### YOUR TASK
From the listing below, pull out all lines with "search" in them.
◇ ◇ ◇ ◇ ◇
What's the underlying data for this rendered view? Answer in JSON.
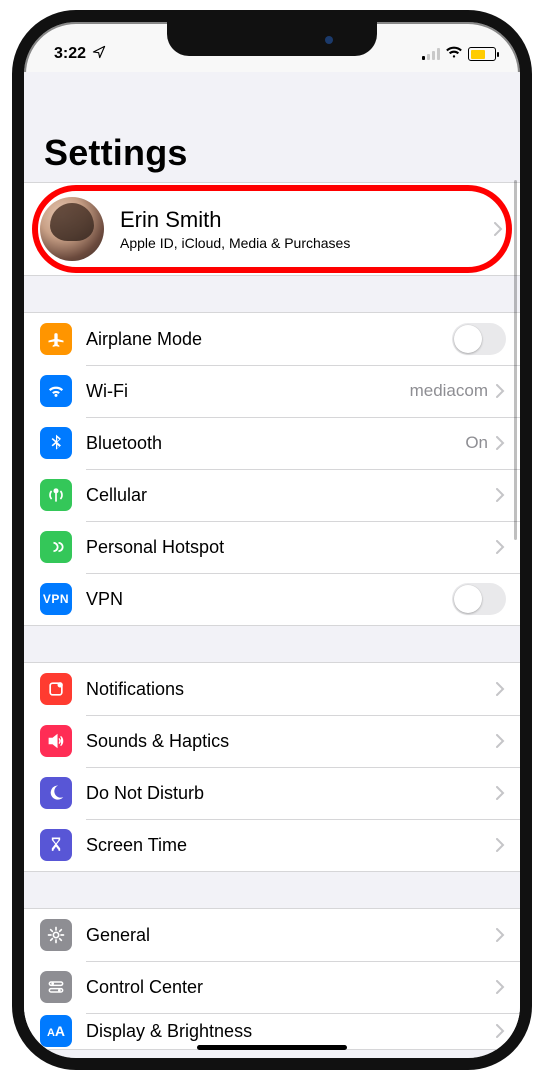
{
  "status": {
    "time": "3:22",
    "wifi_value": "mediacom"
  },
  "title": "Settings",
  "account": {
    "name": "Erin Smith",
    "subtitle": "Apple ID, iCloud, Media & Purchases"
  },
  "groups": [
    {
      "rows": [
        {
          "id": "airplane",
          "label": "Airplane Mode",
          "accessory": "toggle",
          "icon": "airplane",
          "color": "#ff9500"
        },
        {
          "id": "wifi",
          "label": "Wi-Fi",
          "value": "mediacom",
          "accessory": "disclosure",
          "icon": "wifi",
          "color": "#007aff"
        },
        {
          "id": "bluetooth",
          "label": "Bluetooth",
          "value": "On",
          "accessory": "disclosure",
          "icon": "bluetooth",
          "color": "#007aff"
        },
        {
          "id": "cellular",
          "label": "Cellular",
          "accessory": "disclosure",
          "icon": "antenna",
          "color": "#34c759"
        },
        {
          "id": "hotspot",
          "label": "Personal Hotspot",
          "accessory": "disclosure",
          "icon": "link",
          "color": "#34c759"
        },
        {
          "id": "vpn",
          "label": "VPN",
          "accessory": "toggle",
          "icon": "vpn",
          "color": "#007aff"
        }
      ]
    },
    {
      "rows": [
        {
          "id": "notifications",
          "label": "Notifications",
          "accessory": "disclosure",
          "icon": "notifications",
          "color": "#ff3b30"
        },
        {
          "id": "sounds",
          "label": "Sounds & Haptics",
          "accessory": "disclosure",
          "icon": "sounds",
          "color": "#ff2d55"
        },
        {
          "id": "dnd",
          "label": "Do Not Disturb",
          "accessory": "disclosure",
          "icon": "moon",
          "color": "#5856d6"
        },
        {
          "id": "screentime",
          "label": "Screen Time",
          "accessory": "disclosure",
          "icon": "hourglass",
          "color": "#5856d6"
        }
      ]
    },
    {
      "rows": [
        {
          "id": "general",
          "label": "General",
          "accessory": "disclosure",
          "icon": "gear",
          "color": "#8e8e93"
        },
        {
          "id": "controlcenter",
          "label": "Control Center",
          "accessory": "disclosure",
          "icon": "switches",
          "color": "#8e8e93"
        },
        {
          "id": "display",
          "label": "Display & Brightness",
          "accessory": "disclosure",
          "icon": "aa",
          "color": "#007aff"
        }
      ]
    }
  ]
}
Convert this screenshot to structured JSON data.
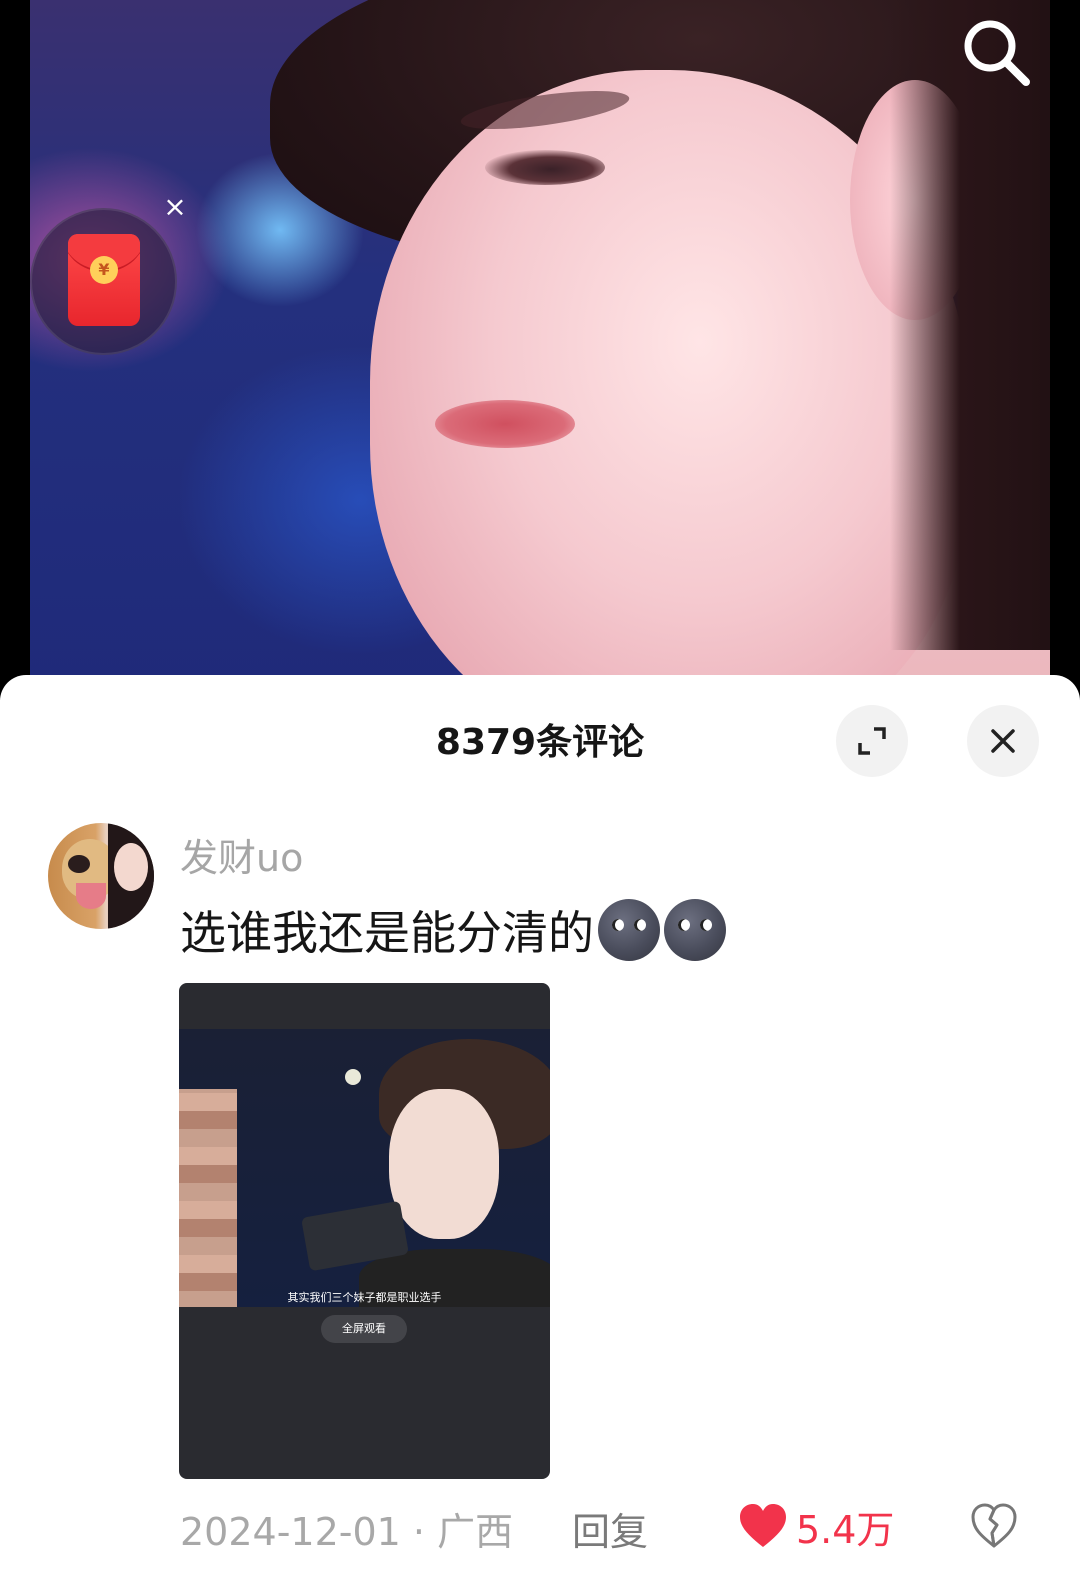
{
  "sheet": {
    "title": "8379条评论"
  },
  "comment": {
    "username": "发财uo",
    "text": "选谁我还是能分清的",
    "emoji": [
      "new-moon-face",
      "new-moon-face"
    ],
    "thumbnail": {
      "subtitle": "其实我们三个妹子都是职业选手",
      "fullscreen_label": "全屏观看"
    },
    "date_location": "2024-12-01 · 广西",
    "reply_label": "回复",
    "like_count": "5.4万"
  },
  "colors": {
    "like_red": "#f2334b",
    "redpacket": "#e8262d"
  },
  "icons": [
    "search-icon",
    "red-packet-icon",
    "close-icon",
    "expand-icon",
    "heart-icon",
    "broken-heart-icon"
  ]
}
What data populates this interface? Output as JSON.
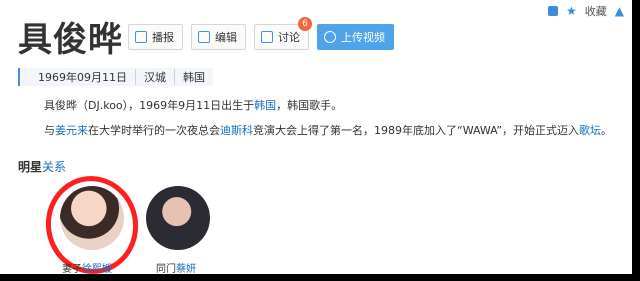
{
  "topbar": {
    "collect": "收藏"
  },
  "title": "具俊晔",
  "actions": {
    "broadcast": "播报",
    "edit": "编辑",
    "discuss": "讨论",
    "discuss_count": "6",
    "upload_video": "上传视频"
  },
  "meta": [
    "1969年09月11日",
    "汉城",
    "韩国"
  ],
  "para1": {
    "pre": "具俊晔（DJ.koo），1969年9月11日出生于",
    "link": "韩国",
    "post": "，韩国歌手。"
  },
  "para2": {
    "pre": "与",
    "link1": "姜元来",
    "mid1": "在大学时举行的一次夜总会",
    "link2": "迪斯科",
    "mid2": "竞演大会上得了第一名，1989年底加入了“WAWA”，开始正式迈入",
    "link3": "歌坛",
    "post": "。"
  },
  "relations": {
    "title_prefix": "明星",
    "title_link": "关系",
    "items": [
      {
        "role": "妻子",
        "name": "徐熙媛"
      },
      {
        "role": "同门",
        "name": "蔡妍"
      }
    ]
  }
}
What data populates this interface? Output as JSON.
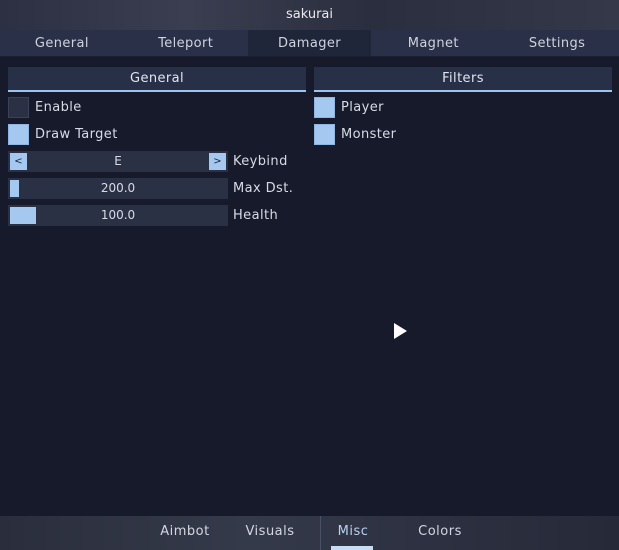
{
  "window": {
    "title": "sakurai"
  },
  "tabs": [
    {
      "label": "General"
    },
    {
      "label": "Teleport"
    },
    {
      "label": "Damager",
      "active": true
    },
    {
      "label": "Magnet"
    },
    {
      "label": "Settings"
    }
  ],
  "general_panel": {
    "title": "General",
    "enable": {
      "label": "Enable",
      "checked": false
    },
    "draw_target": {
      "label": "Draw Target",
      "checked": true
    },
    "keybind": {
      "label": "Keybind",
      "value": "E",
      "left_arrow": "<",
      "right_arrow": ">"
    },
    "max_dst": {
      "label": "Max Dst.",
      "value": "200.0",
      "fill_fraction": 0.04
    },
    "health": {
      "label": "Health",
      "value": "100.0",
      "fill_fraction": 0.12
    }
  },
  "filters_panel": {
    "title": "Filters",
    "player": {
      "label": "Player",
      "checked": true
    },
    "monster": {
      "label": "Monster",
      "checked": true
    }
  },
  "bottom_tabs": [
    {
      "label": "Aimbot"
    },
    {
      "label": "Visuals"
    },
    {
      "label": "Misc",
      "active": true
    },
    {
      "label": "Colors"
    }
  ],
  "colors": {
    "accent": "#a4c8f0",
    "background": "#161a2b",
    "panel_header": "#283048"
  }
}
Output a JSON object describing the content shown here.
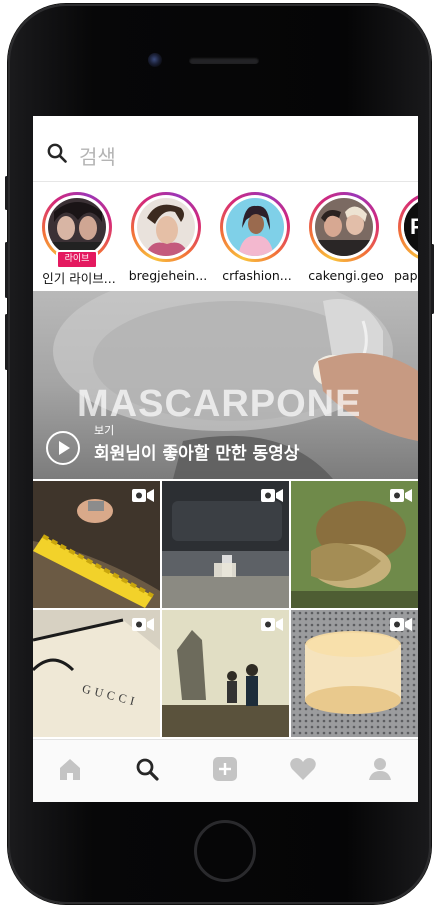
{
  "search": {
    "placeholder": "검색"
  },
  "stories": [
    {
      "username": "인기 라이브...",
      "badge": "라이브"
    },
    {
      "username": "bregjehein..."
    },
    {
      "username": "crfashion..."
    },
    {
      "username": "cakengi.geo"
    },
    {
      "username": "pape"
    }
  ],
  "hero_video": {
    "overlay_text": "MASCARPONE",
    "label": "보기",
    "caption": "회원님이 좋아할 만한 동영상"
  },
  "tabbar": {
    "items": [
      "home-icon",
      "search-icon",
      "add-icon",
      "heart-icon",
      "profile-icon"
    ],
    "active": "search-icon"
  },
  "colors": {
    "live_badge": "#e4195f",
    "story_ring": "#d4287a"
  }
}
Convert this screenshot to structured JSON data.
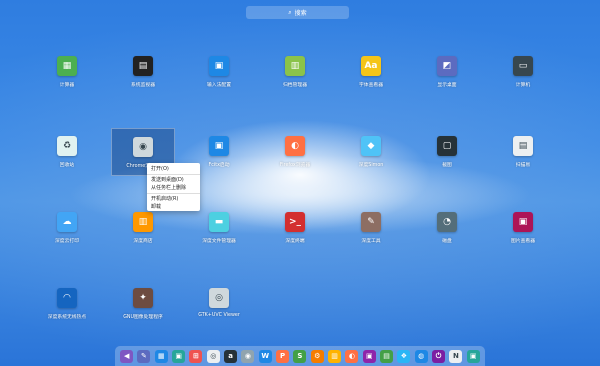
◇ ◇ ◇ ◇ ◇
### SOLUTION TO THE EXERCISE
    "search-icon",
  "search": {
      "search-icon",
    "active": "search-icon"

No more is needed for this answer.